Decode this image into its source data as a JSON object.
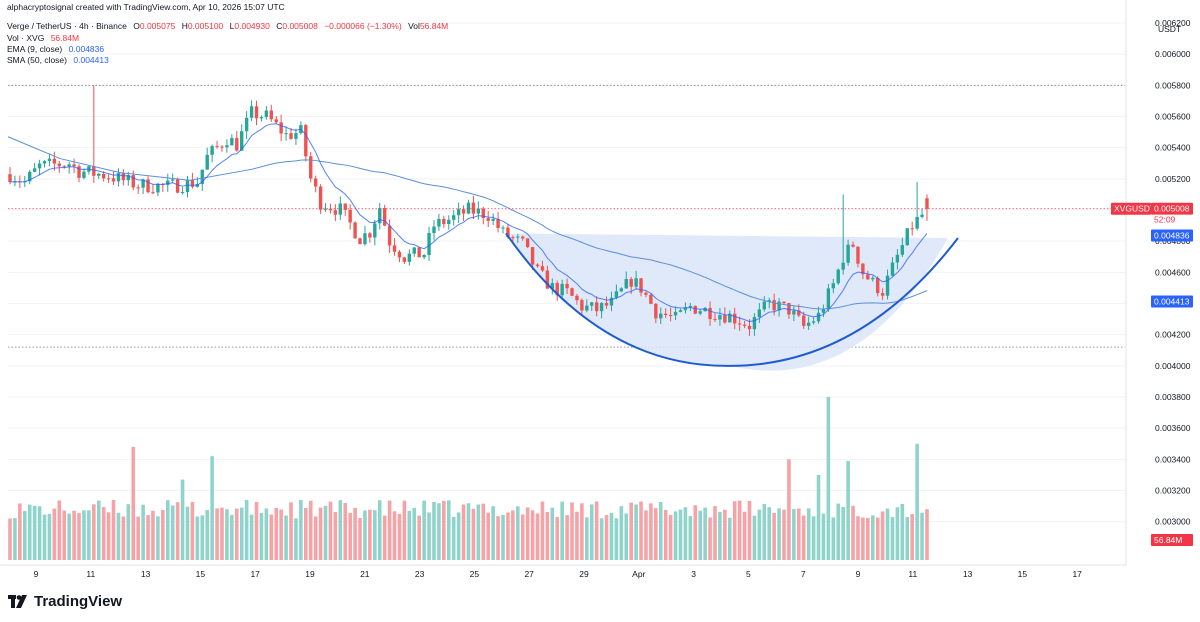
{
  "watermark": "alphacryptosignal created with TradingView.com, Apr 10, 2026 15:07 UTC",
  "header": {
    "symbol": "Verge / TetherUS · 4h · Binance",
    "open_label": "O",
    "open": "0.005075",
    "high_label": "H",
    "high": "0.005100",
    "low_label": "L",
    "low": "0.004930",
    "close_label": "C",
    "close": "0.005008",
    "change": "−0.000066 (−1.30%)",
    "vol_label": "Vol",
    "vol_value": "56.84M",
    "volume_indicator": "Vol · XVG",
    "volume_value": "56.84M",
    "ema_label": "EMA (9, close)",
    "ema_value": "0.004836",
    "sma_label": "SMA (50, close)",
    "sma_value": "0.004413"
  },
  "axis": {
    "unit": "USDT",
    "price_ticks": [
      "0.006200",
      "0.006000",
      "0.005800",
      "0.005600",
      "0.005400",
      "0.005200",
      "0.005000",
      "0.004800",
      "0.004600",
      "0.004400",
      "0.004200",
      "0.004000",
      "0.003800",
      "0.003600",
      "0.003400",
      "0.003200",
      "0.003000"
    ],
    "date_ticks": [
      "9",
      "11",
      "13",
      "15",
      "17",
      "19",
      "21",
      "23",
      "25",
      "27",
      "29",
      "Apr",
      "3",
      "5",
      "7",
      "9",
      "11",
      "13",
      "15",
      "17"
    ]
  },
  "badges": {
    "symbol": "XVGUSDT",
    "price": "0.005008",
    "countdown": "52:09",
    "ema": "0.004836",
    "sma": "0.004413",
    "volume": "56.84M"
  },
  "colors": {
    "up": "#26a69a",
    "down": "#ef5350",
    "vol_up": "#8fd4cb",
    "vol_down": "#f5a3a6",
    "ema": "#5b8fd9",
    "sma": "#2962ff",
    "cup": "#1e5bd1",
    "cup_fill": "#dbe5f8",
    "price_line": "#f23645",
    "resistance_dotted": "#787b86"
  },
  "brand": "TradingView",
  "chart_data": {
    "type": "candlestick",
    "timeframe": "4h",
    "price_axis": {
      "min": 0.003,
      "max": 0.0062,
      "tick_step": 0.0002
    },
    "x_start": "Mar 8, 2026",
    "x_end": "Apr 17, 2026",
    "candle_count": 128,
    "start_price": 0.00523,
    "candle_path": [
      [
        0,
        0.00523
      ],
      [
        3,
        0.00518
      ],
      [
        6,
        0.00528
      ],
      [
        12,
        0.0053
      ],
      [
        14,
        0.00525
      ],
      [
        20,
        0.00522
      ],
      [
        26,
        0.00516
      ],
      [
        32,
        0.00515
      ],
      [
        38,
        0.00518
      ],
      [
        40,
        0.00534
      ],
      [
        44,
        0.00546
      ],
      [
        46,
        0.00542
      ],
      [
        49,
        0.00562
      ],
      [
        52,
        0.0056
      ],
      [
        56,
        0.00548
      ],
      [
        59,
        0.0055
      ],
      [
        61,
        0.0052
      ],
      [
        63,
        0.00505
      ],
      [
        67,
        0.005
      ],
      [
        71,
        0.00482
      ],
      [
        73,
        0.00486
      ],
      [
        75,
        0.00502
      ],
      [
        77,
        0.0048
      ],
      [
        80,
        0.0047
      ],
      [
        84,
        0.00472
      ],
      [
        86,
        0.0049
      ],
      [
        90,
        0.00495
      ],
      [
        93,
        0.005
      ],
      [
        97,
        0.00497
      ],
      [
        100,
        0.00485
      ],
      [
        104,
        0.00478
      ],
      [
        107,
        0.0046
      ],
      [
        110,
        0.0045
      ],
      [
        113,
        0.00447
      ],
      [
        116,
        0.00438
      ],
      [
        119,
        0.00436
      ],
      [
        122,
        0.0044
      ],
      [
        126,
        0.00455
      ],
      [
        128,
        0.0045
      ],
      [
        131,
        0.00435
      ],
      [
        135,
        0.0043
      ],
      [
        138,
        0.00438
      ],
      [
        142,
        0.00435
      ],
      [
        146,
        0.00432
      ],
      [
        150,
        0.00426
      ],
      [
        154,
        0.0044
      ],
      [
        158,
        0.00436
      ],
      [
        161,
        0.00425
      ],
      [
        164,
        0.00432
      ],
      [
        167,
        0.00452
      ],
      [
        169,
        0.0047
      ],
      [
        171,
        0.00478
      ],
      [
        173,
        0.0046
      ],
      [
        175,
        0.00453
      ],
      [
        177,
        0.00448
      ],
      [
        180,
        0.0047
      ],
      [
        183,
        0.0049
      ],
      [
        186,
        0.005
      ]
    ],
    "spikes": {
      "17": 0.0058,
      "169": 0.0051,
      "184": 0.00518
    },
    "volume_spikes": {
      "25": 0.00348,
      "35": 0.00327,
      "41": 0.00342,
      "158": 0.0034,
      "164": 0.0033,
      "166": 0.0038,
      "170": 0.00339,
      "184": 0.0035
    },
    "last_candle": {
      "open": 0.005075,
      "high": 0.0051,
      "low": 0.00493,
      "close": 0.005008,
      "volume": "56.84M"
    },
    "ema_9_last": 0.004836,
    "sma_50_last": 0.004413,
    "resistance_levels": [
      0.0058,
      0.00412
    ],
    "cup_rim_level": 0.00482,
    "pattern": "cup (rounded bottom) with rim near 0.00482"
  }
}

_What this task involves_.
Each record above is to be restated exactly, with its pictures removed from the copy.

_Solution for this problem_.
Decode this image into its source data as a JSON object.
{
  "watermark": "alphacryptosignal created with TradingView.com, Apr 10, 2026 15:07 UTC",
  "header": {
    "symbol": "Verge / TetherUS · 4h · Binance",
    "open_label": "O",
    "open": "0.005075",
    "high_label": "H",
    "high": "0.005100",
    "low_label": "L",
    "low": "0.004930",
    "close_label": "C",
    "close": "0.005008",
    "change": "−0.000066 (−1.30%)",
    "vol_label": "Vol",
    "vol_value": "56.84M",
    "volume_indicator": "Vol · XVG",
    "volume_value": "56.84M",
    "ema_label": "EMA (9, close)",
    "ema_value": "0.004836",
    "sma_label": "SMA (50, close)",
    "sma_value": "0.004413"
  },
  "axis": {
    "unit": "USDT",
    "price_ticks": [
      "0.006200",
      "0.006000",
      "0.005800",
      "0.005600",
      "0.005400",
      "0.005200",
      "0.005000",
      "0.004800",
      "0.004600",
      "0.004400",
      "0.004200",
      "0.004000",
      "0.003800",
      "0.003600",
      "0.003400",
      "0.003200",
      "0.003000"
    ],
    "date_ticks": [
      "9",
      "11",
      "13",
      "15",
      "17",
      "19",
      "21",
      "23",
      "25",
      "27",
      "29",
      "Apr",
      "3",
      "5",
      "7",
      "9",
      "11",
      "13",
      "15",
      "17"
    ]
  },
  "badges": {
    "symbol": "XVGUSDT",
    "price": "0.005008",
    "countdown": "52:09",
    "ema": "0.004836",
    "sma": "0.004413",
    "volume": "56.84M"
  },
  "colors": {
    "up": "#26a69a",
    "down": "#ef5350",
    "vol_up": "#8fd4cb",
    "vol_down": "#f5a3a6",
    "ema": "#5b8fd9",
    "sma": "#2962ff",
    "cup": "#1e5bd1",
    "cup_fill": "#dbe5f8",
    "price_line": "#f23645",
    "resistance_dotted": "#787b86"
  },
  "brand": "TradingView",
  "chart_data": {
    "type": "candlestick",
    "timeframe": "4h",
    "price_axis": {
      "min": 0.003,
      "max": 0.0062,
      "tick_step": 0.0002
    },
    "x_start": "Mar 8, 2026",
    "x_end": "Apr 17, 2026",
    "candle_count": 128,
    "start_price": 0.00523,
    "candle_path": [
      [
        0,
        0.00523
      ],
      [
        3,
        0.00518
      ],
      [
        6,
        0.00528
      ],
      [
        12,
        0.0053
      ],
      [
        14,
        0.00525
      ],
      [
        20,
        0.00522
      ],
      [
        26,
        0.00516
      ],
      [
        32,
        0.00515
      ],
      [
        38,
        0.00518
      ],
      [
        40,
        0.00534
      ],
      [
        44,
        0.00546
      ],
      [
        46,
        0.00542
      ],
      [
        49,
        0.00562
      ],
      [
        52,
        0.0056
      ],
      [
        56,
        0.00548
      ],
      [
        59,
        0.0055
      ],
      [
        61,
        0.0052
      ],
      [
        63,
        0.00505
      ],
      [
        67,
        0.005
      ],
      [
        71,
        0.00482
      ],
      [
        73,
        0.00486
      ],
      [
        75,
        0.00502
      ],
      [
        77,
        0.0048
      ],
      [
        80,
        0.0047
      ],
      [
        84,
        0.00472
      ],
      [
        86,
        0.0049
      ],
      [
        90,
        0.00495
      ],
      [
        93,
        0.005
      ],
      [
        97,
        0.00497
      ],
      [
        100,
        0.00485
      ],
      [
        104,
        0.00478
      ],
      [
        107,
        0.0046
      ],
      [
        110,
        0.0045
      ],
      [
        113,
        0.00447
      ],
      [
        116,
        0.00438
      ],
      [
        119,
        0.00436
      ],
      [
        122,
        0.0044
      ],
      [
        126,
        0.00455
      ],
      [
        128,
        0.0045
      ],
      [
        131,
        0.00435
      ],
      [
        135,
        0.0043
      ],
      [
        138,
        0.00438
      ],
      [
        142,
        0.00435
      ],
      [
        146,
        0.00432
      ],
      [
        150,
        0.00426
      ],
      [
        154,
        0.0044
      ],
      [
        158,
        0.00436
      ],
      [
        161,
        0.00425
      ],
      [
        164,
        0.00432
      ],
      [
        167,
        0.00452
      ],
      [
        169,
        0.0047
      ],
      [
        171,
        0.00478
      ],
      [
        173,
        0.0046
      ],
      [
        175,
        0.00453
      ],
      [
        177,
        0.00448
      ],
      [
        180,
        0.0047
      ],
      [
        183,
        0.0049
      ],
      [
        186,
        0.005
      ]
    ],
    "spikes": {
      "17": 0.0058,
      "169": 0.0051,
      "184": 0.00518
    },
    "volume_spikes": {
      "25": 0.00348,
      "35": 0.00327,
      "41": 0.00342,
      "158": 0.0034,
      "164": 0.0033,
      "166": 0.0038,
      "170": 0.00339,
      "184": 0.0035
    },
    "last_candle": {
      "open": 0.005075,
      "high": 0.0051,
      "low": 0.00493,
      "close": 0.005008,
      "volume": "56.84M"
    },
    "ema_9_last": 0.004836,
    "sma_50_last": 0.004413,
    "resistance_levels": [
      0.0058,
      0.00412
    ],
    "cup_rim_level": 0.00482,
    "pattern": "cup (rounded bottom) with rim near 0.00482"
  }
}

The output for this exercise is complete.